## Work required
Write out the material exactly, leaving every picture behind.

Raw records:
----
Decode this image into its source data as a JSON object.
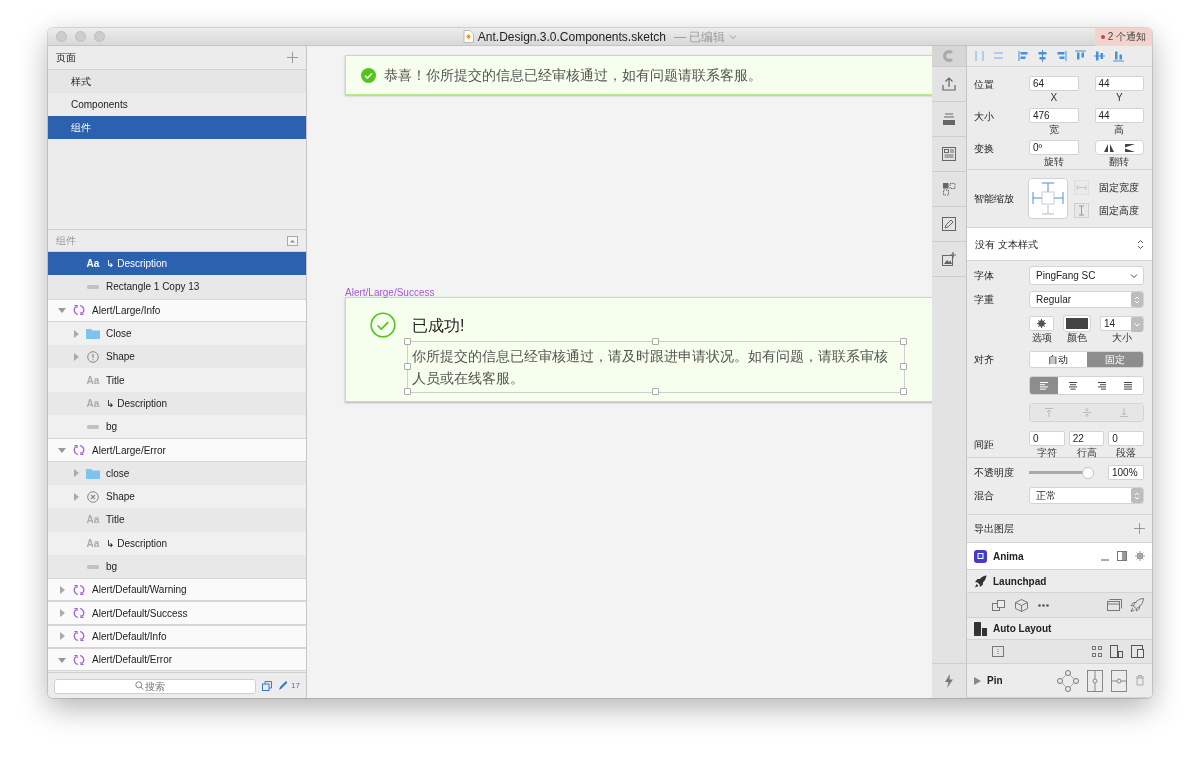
{
  "window": {
    "title": "Ant.Design.3.0.Components.sketch",
    "edited": "— 已编辑",
    "notification": "2 个通知"
  },
  "pages": {
    "header": "页面",
    "items": [
      {
        "label": "样式",
        "selected": false
      },
      {
        "label": "Components",
        "selected": false
      },
      {
        "label": "组件",
        "selected": true
      }
    ]
  },
  "layers": {
    "header": "组件",
    "items": [
      {
        "children": [
          {
            "kind": "text",
            "icon": "Aa",
            "label": "↳ Description",
            "selected": true
          },
          {
            "kind": "rectangle",
            "label": "Rectangle 1 Copy 13",
            "selected": false
          }
        ]
      },
      {
        "kind": "symbol",
        "label": "Alert/Large/Info",
        "expanded": true,
        "selected": false,
        "children": [
          {
            "kind": "folder",
            "label": "Close",
            "expanded": false,
            "selected": false
          },
          {
            "kind": "info-shape",
            "label": "Shape",
            "expanded": false,
            "selected": false
          },
          {
            "kind": "text",
            "icon": "Aa",
            "label": "Title",
            "selected": false
          },
          {
            "kind": "text",
            "icon": "Aa",
            "label": "↳ Description",
            "selected": false
          },
          {
            "kind": "rectangle",
            "label": "bg",
            "selected": false
          }
        ]
      },
      {
        "kind": "symbol",
        "label": "Alert/Large/Error",
        "expanded": true,
        "selected": false,
        "children": [
          {
            "kind": "folder",
            "label": "close",
            "expanded": false,
            "selected": false
          },
          {
            "kind": "error-shape",
            "label": "Shape",
            "expanded": false,
            "selected": false
          },
          {
            "kind": "text",
            "icon": "Aa",
            "label": "Title",
            "selected": false
          },
          {
            "kind": "text",
            "icon": "Aa",
            "label": "↳ Description",
            "selected": false
          },
          {
            "kind": "rectangle",
            "label": "bg",
            "selected": false
          }
        ]
      },
      {
        "kind": "symbol",
        "label": "Alert/Default/Warning",
        "expanded": false,
        "selected": false
      },
      {
        "kind": "symbol",
        "label": "Alert/Default/Success",
        "expanded": false,
        "selected": false
      },
      {
        "kind": "symbol",
        "label": "Alert/Default/Info",
        "expanded": false,
        "selected": false
      },
      {
        "kind": "symbol",
        "label": "Alert/Default/Error",
        "expanded": true,
        "selected": false
      }
    ]
  },
  "search": {
    "placeholder": "搜索",
    "count": "17"
  },
  "canvas": {
    "alert": {
      "text": "恭喜！你所提交的信息已经审核通过，如有问题请联系客服。"
    },
    "large_alert": {
      "label": "Alert/Large/Success",
      "title": "已成功!",
      "description": "你所提交的信息已经审核通过，请及时跟进申请状况。如有问题，请联系审核人员或在线客服。"
    }
  },
  "inspector": {
    "position": {
      "label": "位置",
      "fields": [
        {
          "value": "64",
          "caption": "X"
        },
        {
          "value": "44",
          "caption": "Y"
        }
      ]
    },
    "size": {
      "label": "大小",
      "fields": [
        {
          "value": "476",
          "caption": "宽"
        },
        {
          "value": "44",
          "caption": "高"
        }
      ]
    },
    "transform": {
      "label": "变换",
      "rotation": {
        "value": "0º",
        "caption": "旋转"
      },
      "flip_caption": "翻转"
    },
    "resizing": {
      "label": "智能缩放",
      "options": [
        {
          "label": "固定宽度",
          "disabled": true
        },
        {
          "label": "固定高度",
          "disabled": false
        }
      ]
    },
    "text_style": "没有 文本样式",
    "font": {
      "label": "字体",
      "value": "PingFang SC"
    },
    "weight": {
      "label": "字重",
      "value": "Regular"
    },
    "font_controls": {
      "options_caption": "选项",
      "color_caption": "颜色",
      "size": "14",
      "size_caption": "大小"
    },
    "alignment": {
      "label": "对齐",
      "modes": [
        {
          "label": "自动",
          "selected": false
        },
        {
          "label": "固定",
          "selected": true
        }
      ],
      "horizontal": [
        {
          "kind": "left",
          "selected": true
        },
        {
          "kind": "center",
          "selected": false
        },
        {
          "kind": "right",
          "selected": false
        },
        {
          "kind": "justify",
          "selected": false
        }
      ],
      "vertical_disabled": true
    },
    "spacing": {
      "label": "间距",
      "fields": [
        {
          "value": "0",
          "caption": "字符"
        },
        {
          "value": "22",
          "caption": "行高"
        },
        {
          "value": "0",
          "caption": "段落"
        }
      ]
    },
    "opacity": {
      "label": "不透明度",
      "level": 1,
      "reading": "100%"
    },
    "blending": {
      "label": "混合",
      "value": "正常"
    },
    "export": {
      "label": "导出图层"
    },
    "plugins": [
      {
        "kind": "anima",
        "name": "Anima"
      },
      {
        "kind": "launchpad",
        "name": "Launchpad"
      },
      {
        "kind": "autolayout",
        "name": "Auto Layout"
      },
      {
        "kind": "pin",
        "name": "Pin",
        "expanded": false
      }
    ]
  }
}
----
## Response to the task
Decode this image into its source data as a JSON object.
{
  "window": {
    "title": "Ant.Design.3.0.Components.sketch",
    "edited": "— 已编辑",
    "notification": "2 个通知"
  },
  "pages": {
    "header": "页面",
    "items": [
      {
        "label": "样式",
        "selected": false
      },
      {
        "label": "Components",
        "selected": false
      },
      {
        "label": "组件",
        "selected": true
      }
    ]
  },
  "layers": {
    "header": "组件",
    "items": [
      {
        "children": [
          {
            "kind": "text",
            "icon": "Aa",
            "label": "↳ Description",
            "selected": true
          },
          {
            "kind": "rectangle",
            "label": "Rectangle 1 Copy 13",
            "selected": false
          }
        ]
      },
      {
        "kind": "symbol",
        "label": "Alert/Large/Info",
        "expanded": true,
        "selected": false,
        "children": [
          {
            "kind": "folder",
            "label": "Close",
            "expanded": false,
            "selected": false
          },
          {
            "kind": "info-shape",
            "label": "Shape",
            "expanded": false,
            "selected": false
          },
          {
            "kind": "text",
            "icon": "Aa",
            "label": "Title",
            "selected": false
          },
          {
            "kind": "text",
            "icon": "Aa",
            "label": "↳ Description",
            "selected": false
          },
          {
            "kind": "rectangle",
            "label": "bg",
            "selected": false
          }
        ]
      },
      {
        "kind": "symbol",
        "label": "Alert/Large/Error",
        "expanded": true,
        "selected": false,
        "children": [
          {
            "kind": "folder",
            "label": "close",
            "expanded": false,
            "selected": false
          },
          {
            "kind": "error-shape",
            "label": "Shape",
            "expanded": false,
            "selected": false
          },
          {
            "kind": "text",
            "icon": "Aa",
            "label": "Title",
            "selected": false
          },
          {
            "kind": "text",
            "icon": "Aa",
            "label": "↳ Description",
            "selected": false
          },
          {
            "kind": "rectangle",
            "label": "bg",
            "selected": false
          }
        ]
      },
      {
        "kind": "symbol",
        "label": "Alert/Default/Warning",
        "expanded": false,
        "selected": false
      },
      {
        "kind": "symbol",
        "label": "Alert/Default/Success",
        "expanded": false,
        "selected": false
      },
      {
        "kind": "symbol",
        "label": "Alert/Default/Info",
        "expanded": false,
        "selected": false
      },
      {
        "kind": "symbol",
        "label": "Alert/Default/Error",
        "expanded": true,
        "selected": false
      }
    ]
  },
  "search": {
    "placeholder": "搜索",
    "count": "17"
  },
  "canvas": {
    "alert": {
      "text": "恭喜！你所提交的信息已经审核通过，如有问题请联系客服。"
    },
    "large_alert": {
      "label": "Alert/Large/Success",
      "title": "已成功!",
      "description": "你所提交的信息已经审核通过，请及时跟进申请状况。如有问题，请联系审核人员或在线客服。"
    }
  },
  "inspector": {
    "position": {
      "label": "位置",
      "fields": [
        {
          "value": "64",
          "caption": "X"
        },
        {
          "value": "44",
          "caption": "Y"
        }
      ]
    },
    "size": {
      "label": "大小",
      "fields": [
        {
          "value": "476",
          "caption": "宽"
        },
        {
          "value": "44",
          "caption": "高"
        }
      ]
    },
    "transform": {
      "label": "变换",
      "rotation": {
        "value": "0º",
        "caption": "旋转"
      },
      "flip_caption": "翻转"
    },
    "resizing": {
      "label": "智能缩放",
      "options": [
        {
          "label": "固定宽度",
          "disabled": true
        },
        {
          "label": "固定高度",
          "disabled": false
        }
      ]
    },
    "text_style": "没有 文本样式",
    "font": {
      "label": "字体",
      "value": "PingFang SC"
    },
    "weight": {
      "label": "字重",
      "value": "Regular"
    },
    "font_controls": {
      "options_caption": "选项",
      "color_caption": "颜色",
      "size": "14",
      "size_caption": "大小"
    },
    "alignment": {
      "label": "对齐",
      "modes": [
        {
          "label": "自动",
          "selected": false
        },
        {
          "label": "固定",
          "selected": true
        }
      ],
      "horizontal": [
        {
          "kind": "left",
          "selected": true
        },
        {
          "kind": "center",
          "selected": false
        },
        {
          "kind": "right",
          "selected": false
        },
        {
          "kind": "justify",
          "selected": false
        }
      ],
      "vertical_disabled": true
    },
    "spacing": {
      "label": "间距",
      "fields": [
        {
          "value": "0",
          "caption": "字符"
        },
        {
          "value": "22",
          "caption": "行高"
        },
        {
          "value": "0",
          "caption": "段落"
        }
      ]
    },
    "opacity": {
      "label": "不透明度",
      "level": 1,
      "reading": "100%"
    },
    "blending": {
      "label": "混合",
      "value": "正常"
    },
    "export": {
      "label": "导出图层"
    },
    "plugins": [
      {
        "kind": "anima",
        "name": "Anima"
      },
      {
        "kind": "launchpad",
        "name": "Launchpad"
      },
      {
        "kind": "autolayout",
        "name": "Auto Layout"
      },
      {
        "kind": "pin",
        "name": "Pin",
        "expanded": false
      }
    ]
  }
}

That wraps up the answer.